>> begin RECORDED INFORMATION
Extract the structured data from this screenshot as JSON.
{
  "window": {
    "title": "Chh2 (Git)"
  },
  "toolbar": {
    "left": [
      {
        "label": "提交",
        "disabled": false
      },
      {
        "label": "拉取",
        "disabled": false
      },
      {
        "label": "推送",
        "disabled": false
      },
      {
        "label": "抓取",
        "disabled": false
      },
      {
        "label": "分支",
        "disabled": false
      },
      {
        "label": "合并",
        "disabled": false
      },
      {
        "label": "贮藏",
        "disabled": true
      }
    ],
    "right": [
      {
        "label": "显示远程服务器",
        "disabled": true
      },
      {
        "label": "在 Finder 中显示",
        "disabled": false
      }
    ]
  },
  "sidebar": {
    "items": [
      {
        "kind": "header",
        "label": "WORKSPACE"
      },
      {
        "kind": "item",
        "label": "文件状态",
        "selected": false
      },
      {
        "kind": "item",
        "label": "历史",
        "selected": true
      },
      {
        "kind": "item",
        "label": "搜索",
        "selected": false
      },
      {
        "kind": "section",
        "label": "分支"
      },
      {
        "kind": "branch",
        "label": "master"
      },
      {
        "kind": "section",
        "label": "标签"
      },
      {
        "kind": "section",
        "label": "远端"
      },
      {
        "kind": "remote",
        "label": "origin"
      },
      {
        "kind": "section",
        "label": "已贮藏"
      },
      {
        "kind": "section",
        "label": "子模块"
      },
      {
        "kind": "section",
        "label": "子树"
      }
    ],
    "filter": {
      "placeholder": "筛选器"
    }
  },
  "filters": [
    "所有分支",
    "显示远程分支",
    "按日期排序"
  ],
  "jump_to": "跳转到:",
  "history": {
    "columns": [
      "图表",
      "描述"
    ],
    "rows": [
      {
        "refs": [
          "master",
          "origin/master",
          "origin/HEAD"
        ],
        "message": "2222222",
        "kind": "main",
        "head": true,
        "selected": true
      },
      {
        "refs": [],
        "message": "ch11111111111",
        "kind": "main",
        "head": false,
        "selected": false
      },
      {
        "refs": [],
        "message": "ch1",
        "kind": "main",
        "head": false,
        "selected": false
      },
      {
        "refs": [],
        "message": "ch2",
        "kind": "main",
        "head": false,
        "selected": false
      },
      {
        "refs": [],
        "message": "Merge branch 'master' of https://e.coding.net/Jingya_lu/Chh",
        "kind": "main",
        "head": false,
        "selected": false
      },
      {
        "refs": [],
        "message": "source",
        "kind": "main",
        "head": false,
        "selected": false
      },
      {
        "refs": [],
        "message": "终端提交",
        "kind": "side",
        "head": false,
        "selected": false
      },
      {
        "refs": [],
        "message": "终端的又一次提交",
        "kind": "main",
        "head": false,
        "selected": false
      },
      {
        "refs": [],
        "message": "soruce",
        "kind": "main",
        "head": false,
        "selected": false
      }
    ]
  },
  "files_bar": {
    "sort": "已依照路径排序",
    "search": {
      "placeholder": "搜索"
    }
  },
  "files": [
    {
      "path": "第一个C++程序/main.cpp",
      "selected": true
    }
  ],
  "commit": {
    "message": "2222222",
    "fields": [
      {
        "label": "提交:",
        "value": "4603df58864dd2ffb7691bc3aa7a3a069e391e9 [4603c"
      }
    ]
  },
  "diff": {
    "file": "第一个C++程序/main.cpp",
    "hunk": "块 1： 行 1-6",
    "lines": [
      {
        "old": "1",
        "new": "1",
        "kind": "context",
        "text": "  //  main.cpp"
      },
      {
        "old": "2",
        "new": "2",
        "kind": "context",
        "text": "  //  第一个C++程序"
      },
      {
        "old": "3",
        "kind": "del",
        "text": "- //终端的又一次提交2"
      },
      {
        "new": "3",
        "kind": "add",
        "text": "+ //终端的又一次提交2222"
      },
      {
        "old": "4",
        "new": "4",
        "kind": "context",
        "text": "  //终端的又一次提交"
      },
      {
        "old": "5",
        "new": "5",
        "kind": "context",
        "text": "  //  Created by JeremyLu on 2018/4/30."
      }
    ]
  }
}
>> end RECORDED INFORMATION
▶ _EXERCISE REQUIREMENTS_: Please repeat the material above, word for word and in full.

▶ _OUTPUT BELOW_:
Extract the structured data from this screenshot as JSON.
{
  "window": {
    "title": "Chh2 (Git)"
  },
  "toolbar": {
    "left": [
      {
        "label": "提交",
        "disabled": false
      },
      {
        "label": "拉取",
        "disabled": false
      },
      {
        "label": "推送",
        "disabled": false
      },
      {
        "label": "抓取",
        "disabled": false
      },
      {
        "label": "分支",
        "disabled": false
      },
      {
        "label": "合并",
        "disabled": false
      },
      {
        "label": "贮藏",
        "disabled": true
      }
    ],
    "right": [
      {
        "label": "显示远程服务器",
        "disabled": true
      },
      {
        "label": "在 Finder 中显示",
        "disabled": false
      }
    ]
  },
  "sidebar": {
    "items": [
      {
        "kind": "header",
        "label": "WORKSPACE"
      },
      {
        "kind": "item",
        "label": "文件状态",
        "selected": false
      },
      {
        "kind": "item",
        "label": "历史",
        "selected": true
      },
      {
        "kind": "item",
        "label": "搜索",
        "selected": false
      },
      {
        "kind": "section",
        "label": "分支"
      },
      {
        "kind": "branch",
        "label": "master"
      },
      {
        "kind": "section",
        "label": "标签"
      },
      {
        "kind": "section",
        "label": "远端"
      },
      {
        "kind": "remote",
        "label": "origin"
      },
      {
        "kind": "section",
        "label": "已贮藏"
      },
      {
        "kind": "section",
        "label": "子模块"
      },
      {
        "kind": "section",
        "label": "子树"
      }
    ],
    "filter": {
      "placeholder": "筛选器"
    }
  },
  "filters": [
    "所有分支",
    "显示远程分支",
    "按日期排序"
  ],
  "jump_to": "跳转到:",
  "history": {
    "columns": [
      "图表",
      "描述"
    ],
    "rows": [
      {
        "refs": [
          "master",
          "origin/master",
          "origin/HEAD"
        ],
        "message": "2222222",
        "kind": "main",
        "head": true,
        "selected": true
      },
      {
        "refs": [],
        "message": "ch11111111111",
        "kind": "main",
        "head": false,
        "selected": false
      },
      {
        "refs": [],
        "message": "ch1",
        "kind": "main",
        "head": false,
        "selected": false
      },
      {
        "refs": [],
        "message": "ch2",
        "kind": "main",
        "head": false,
        "selected": false
      },
      {
        "refs": [],
        "message": "Merge branch 'master' of https://e.coding.net/Jingya_lu/Chh",
        "kind": "main",
        "head": false,
        "selected": false
      },
      {
        "refs": [],
        "message": "source",
        "kind": "main",
        "head": false,
        "selected": false
      },
      {
        "refs": [],
        "message": "终端提交",
        "kind": "side",
        "head": false,
        "selected": false
      },
      {
        "refs": [],
        "message": "终端的又一次提交",
        "kind": "main",
        "head": false,
        "selected": false
      },
      {
        "refs": [],
        "message": "soruce",
        "kind": "main",
        "head": false,
        "selected": false
      }
    ]
  },
  "files_bar": {
    "sort": "已依照路径排序",
    "search": {
      "placeholder": "搜索"
    }
  },
  "files": [
    {
      "path": "第一个C++程序/main.cpp",
      "selected": true
    }
  ],
  "commit": {
    "message": "2222222",
    "fields": [
      {
        "label": "提交:",
        "value": "4603df58864dd2ffb7691bc3aa7a3a069e391e9 [4603c"
      }
    ]
  },
  "diff": {
    "file": "第一个C++程序/main.cpp",
    "hunk": "块 1： 行 1-6",
    "lines": [
      {
        "old": "1",
        "new": "1",
        "kind": "context",
        "text": "  //  main.cpp"
      },
      {
        "old": "2",
        "new": "2",
        "kind": "context",
        "text": "  //  第一个C++程序"
      },
      {
        "old": "3",
        "kind": "del",
        "text": "- //终端的又一次提交2"
      },
      {
        "new": "3",
        "kind": "add",
        "text": "+ //终端的又一次提交2222"
      },
      {
        "old": "4",
        "new": "4",
        "kind": "context",
        "text": "  //终端的又一次提交"
      },
      {
        "old": "5",
        "new": "5",
        "kind": "context",
        "text": "  //  Created by JeremyLu on 2018/4/30."
      }
    ]
  }
}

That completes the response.